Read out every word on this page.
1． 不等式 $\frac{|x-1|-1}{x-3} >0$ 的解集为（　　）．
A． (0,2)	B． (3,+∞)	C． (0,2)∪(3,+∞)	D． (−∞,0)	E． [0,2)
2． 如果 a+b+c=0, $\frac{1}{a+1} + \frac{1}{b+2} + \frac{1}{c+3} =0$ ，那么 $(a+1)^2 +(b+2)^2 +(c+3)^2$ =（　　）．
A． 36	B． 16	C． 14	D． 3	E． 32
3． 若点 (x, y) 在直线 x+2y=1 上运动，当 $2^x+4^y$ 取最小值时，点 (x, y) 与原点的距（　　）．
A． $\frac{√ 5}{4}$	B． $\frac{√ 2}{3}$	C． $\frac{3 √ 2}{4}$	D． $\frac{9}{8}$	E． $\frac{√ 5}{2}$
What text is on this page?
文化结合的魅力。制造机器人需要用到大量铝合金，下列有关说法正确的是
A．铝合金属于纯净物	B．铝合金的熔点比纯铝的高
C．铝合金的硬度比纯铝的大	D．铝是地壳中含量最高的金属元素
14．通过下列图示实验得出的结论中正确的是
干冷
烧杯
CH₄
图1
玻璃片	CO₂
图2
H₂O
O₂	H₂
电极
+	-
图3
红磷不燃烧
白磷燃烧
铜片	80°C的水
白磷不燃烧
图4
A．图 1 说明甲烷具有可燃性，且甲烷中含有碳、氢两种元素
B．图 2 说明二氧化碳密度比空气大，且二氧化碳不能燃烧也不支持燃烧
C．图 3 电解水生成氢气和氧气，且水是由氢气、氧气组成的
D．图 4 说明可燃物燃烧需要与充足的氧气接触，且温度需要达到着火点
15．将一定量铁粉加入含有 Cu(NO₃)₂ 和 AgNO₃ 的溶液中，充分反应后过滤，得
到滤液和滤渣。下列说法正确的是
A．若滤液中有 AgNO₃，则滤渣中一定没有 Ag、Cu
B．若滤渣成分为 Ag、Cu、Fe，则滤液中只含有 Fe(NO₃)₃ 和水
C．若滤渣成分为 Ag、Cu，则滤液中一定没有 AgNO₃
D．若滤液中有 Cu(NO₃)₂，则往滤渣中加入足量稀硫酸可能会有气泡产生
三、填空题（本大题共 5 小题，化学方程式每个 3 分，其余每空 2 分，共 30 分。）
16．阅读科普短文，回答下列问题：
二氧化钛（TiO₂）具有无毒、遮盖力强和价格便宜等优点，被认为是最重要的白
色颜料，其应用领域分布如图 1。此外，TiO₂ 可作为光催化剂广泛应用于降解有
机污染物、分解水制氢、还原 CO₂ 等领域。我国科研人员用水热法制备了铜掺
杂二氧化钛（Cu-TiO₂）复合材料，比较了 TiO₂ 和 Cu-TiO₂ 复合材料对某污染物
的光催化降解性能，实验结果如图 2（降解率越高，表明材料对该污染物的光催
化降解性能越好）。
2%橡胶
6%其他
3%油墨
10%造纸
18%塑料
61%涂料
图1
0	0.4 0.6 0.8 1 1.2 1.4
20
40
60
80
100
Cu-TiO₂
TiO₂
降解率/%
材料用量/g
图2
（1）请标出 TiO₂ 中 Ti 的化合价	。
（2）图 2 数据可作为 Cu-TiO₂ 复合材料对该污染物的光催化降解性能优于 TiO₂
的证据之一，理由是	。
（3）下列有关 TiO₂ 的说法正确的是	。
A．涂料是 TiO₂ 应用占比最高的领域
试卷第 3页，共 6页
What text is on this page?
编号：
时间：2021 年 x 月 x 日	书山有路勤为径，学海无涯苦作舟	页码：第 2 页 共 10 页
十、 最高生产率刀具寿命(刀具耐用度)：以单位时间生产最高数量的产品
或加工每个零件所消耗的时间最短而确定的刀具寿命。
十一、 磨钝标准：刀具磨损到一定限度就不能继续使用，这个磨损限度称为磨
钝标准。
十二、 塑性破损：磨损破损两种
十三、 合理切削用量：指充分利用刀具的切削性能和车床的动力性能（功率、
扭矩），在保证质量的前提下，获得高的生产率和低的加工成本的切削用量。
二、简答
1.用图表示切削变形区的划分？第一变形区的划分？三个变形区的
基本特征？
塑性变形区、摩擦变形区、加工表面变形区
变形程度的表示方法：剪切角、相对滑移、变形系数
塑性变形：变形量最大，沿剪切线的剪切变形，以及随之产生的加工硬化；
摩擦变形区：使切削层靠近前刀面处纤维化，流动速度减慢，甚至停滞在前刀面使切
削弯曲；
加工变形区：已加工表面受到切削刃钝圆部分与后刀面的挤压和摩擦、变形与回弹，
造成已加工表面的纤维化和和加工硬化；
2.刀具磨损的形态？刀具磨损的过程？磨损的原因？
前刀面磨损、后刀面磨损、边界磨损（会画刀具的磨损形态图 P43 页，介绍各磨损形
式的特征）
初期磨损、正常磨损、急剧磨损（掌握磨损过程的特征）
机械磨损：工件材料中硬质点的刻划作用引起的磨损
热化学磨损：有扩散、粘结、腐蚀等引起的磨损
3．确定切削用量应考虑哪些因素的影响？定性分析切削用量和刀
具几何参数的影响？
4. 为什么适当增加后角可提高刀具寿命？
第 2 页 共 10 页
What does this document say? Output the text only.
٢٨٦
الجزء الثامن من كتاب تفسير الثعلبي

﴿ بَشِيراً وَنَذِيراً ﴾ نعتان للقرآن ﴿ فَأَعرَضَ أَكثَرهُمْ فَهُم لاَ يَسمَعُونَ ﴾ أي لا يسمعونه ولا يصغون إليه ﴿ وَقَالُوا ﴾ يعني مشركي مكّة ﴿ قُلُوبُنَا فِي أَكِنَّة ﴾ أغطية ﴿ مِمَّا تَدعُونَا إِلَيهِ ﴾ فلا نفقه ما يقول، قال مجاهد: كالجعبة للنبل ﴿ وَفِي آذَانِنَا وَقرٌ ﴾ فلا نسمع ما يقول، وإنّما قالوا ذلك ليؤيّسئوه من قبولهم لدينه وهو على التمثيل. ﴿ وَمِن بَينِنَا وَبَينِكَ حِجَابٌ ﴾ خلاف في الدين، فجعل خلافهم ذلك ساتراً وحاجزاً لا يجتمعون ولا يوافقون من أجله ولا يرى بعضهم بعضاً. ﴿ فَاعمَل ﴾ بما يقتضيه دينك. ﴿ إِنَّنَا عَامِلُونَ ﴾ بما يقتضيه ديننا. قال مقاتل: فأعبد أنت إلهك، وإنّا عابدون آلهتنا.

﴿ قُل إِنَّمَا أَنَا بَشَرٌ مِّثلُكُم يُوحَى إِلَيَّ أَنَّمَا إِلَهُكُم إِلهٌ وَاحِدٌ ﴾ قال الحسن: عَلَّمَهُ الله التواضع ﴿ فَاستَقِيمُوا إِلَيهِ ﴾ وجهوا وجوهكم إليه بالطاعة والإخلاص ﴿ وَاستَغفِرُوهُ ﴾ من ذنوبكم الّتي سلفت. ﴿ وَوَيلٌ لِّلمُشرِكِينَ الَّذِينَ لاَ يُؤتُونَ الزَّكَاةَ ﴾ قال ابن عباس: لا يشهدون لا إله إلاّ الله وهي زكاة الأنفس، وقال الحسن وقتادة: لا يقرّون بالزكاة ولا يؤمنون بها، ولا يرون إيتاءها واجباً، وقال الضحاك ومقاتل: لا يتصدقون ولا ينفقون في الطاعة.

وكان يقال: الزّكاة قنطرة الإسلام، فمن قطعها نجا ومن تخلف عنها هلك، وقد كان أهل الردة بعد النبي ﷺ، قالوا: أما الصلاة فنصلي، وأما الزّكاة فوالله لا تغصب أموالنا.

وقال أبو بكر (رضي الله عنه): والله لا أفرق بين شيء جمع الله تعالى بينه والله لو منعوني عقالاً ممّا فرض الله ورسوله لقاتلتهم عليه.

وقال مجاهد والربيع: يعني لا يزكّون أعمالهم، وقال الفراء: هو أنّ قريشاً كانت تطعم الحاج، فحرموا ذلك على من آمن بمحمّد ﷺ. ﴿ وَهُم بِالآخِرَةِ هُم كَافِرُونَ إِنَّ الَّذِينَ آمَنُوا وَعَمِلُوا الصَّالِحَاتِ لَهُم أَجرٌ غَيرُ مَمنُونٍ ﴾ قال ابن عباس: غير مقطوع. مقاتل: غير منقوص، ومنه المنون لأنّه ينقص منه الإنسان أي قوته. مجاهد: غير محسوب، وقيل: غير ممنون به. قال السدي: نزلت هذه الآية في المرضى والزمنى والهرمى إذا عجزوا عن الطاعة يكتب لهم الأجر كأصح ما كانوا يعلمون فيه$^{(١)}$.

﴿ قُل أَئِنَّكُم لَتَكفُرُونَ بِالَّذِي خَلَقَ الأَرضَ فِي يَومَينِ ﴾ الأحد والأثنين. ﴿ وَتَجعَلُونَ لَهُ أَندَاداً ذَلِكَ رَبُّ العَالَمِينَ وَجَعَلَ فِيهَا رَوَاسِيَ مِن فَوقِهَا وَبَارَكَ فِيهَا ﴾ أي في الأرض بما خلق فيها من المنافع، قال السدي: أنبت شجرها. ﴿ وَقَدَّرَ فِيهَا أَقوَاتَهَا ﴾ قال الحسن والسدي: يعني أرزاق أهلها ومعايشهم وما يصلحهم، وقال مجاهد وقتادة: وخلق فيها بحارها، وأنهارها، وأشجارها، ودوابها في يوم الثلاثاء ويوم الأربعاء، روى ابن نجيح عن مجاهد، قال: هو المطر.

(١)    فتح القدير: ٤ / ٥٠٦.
■ ■ ■ ■
Directive> Work out how many lines in the records above contain the word "若滤液中有", and reply with that number alone.

The output> 2